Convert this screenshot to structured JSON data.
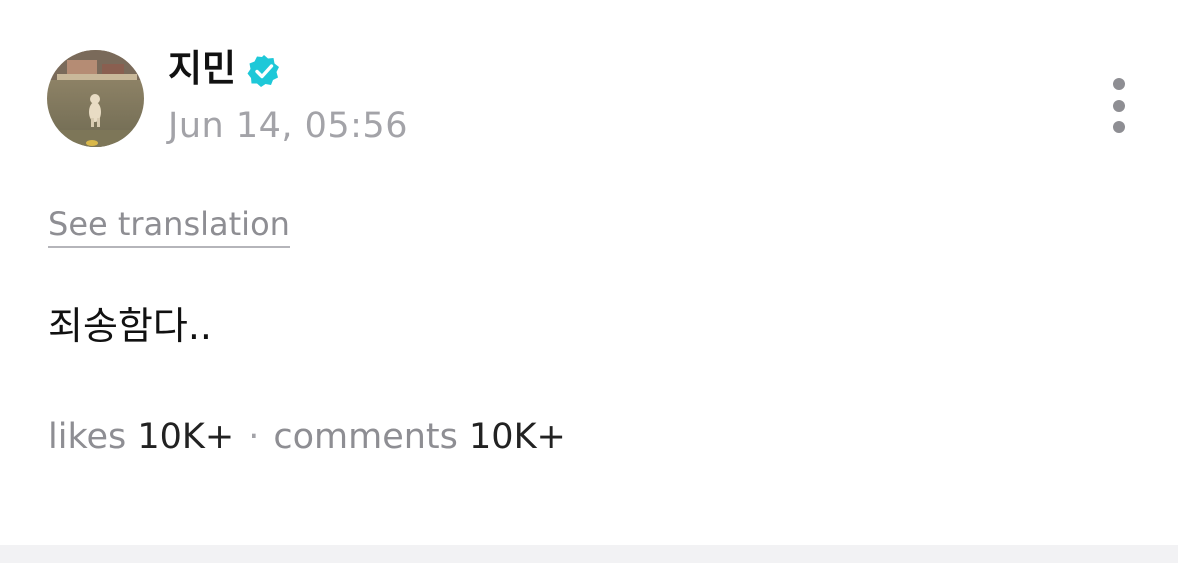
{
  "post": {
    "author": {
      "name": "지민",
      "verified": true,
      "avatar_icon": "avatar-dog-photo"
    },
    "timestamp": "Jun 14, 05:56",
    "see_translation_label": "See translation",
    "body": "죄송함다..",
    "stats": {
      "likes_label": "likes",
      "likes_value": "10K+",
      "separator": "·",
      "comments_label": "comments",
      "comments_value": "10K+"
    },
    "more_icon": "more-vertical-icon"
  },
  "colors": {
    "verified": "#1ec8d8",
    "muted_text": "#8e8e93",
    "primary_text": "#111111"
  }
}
==
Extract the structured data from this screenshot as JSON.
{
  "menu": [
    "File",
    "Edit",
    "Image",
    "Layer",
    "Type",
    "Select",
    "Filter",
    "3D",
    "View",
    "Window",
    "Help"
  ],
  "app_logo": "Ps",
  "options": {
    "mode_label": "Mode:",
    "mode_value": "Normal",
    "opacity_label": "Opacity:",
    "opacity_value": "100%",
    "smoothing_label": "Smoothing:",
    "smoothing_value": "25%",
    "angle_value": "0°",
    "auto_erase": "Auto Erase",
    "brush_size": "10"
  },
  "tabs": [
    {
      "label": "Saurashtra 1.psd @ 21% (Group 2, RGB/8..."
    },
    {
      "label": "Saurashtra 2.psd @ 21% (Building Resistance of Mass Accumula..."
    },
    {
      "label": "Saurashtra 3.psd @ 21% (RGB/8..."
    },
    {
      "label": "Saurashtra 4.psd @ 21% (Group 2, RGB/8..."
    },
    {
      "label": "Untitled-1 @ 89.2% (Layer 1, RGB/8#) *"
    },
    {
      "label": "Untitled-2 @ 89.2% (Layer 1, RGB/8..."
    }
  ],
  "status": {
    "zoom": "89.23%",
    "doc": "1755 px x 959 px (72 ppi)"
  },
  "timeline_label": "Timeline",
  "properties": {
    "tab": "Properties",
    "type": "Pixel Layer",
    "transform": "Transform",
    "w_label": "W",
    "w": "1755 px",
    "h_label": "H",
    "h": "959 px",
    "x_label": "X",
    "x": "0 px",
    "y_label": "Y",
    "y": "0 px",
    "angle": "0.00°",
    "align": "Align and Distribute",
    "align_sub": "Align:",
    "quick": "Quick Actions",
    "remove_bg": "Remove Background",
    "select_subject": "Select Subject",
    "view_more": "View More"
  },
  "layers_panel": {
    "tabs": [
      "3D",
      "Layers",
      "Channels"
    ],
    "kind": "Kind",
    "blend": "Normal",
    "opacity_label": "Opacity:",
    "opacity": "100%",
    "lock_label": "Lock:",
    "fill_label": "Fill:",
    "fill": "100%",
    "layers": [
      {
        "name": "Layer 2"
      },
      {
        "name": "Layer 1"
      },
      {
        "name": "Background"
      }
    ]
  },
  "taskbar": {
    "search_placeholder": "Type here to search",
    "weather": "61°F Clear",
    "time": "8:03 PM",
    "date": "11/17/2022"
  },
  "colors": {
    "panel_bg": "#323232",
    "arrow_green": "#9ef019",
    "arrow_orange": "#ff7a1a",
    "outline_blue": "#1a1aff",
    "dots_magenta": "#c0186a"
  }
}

* [TASK]: In the entries above, find each line with the string "data" and copy it.

* [FINAL RESULT]:
Convert this screenshot to structured JSON data.
Extract the structured data from this screenshot as JSON.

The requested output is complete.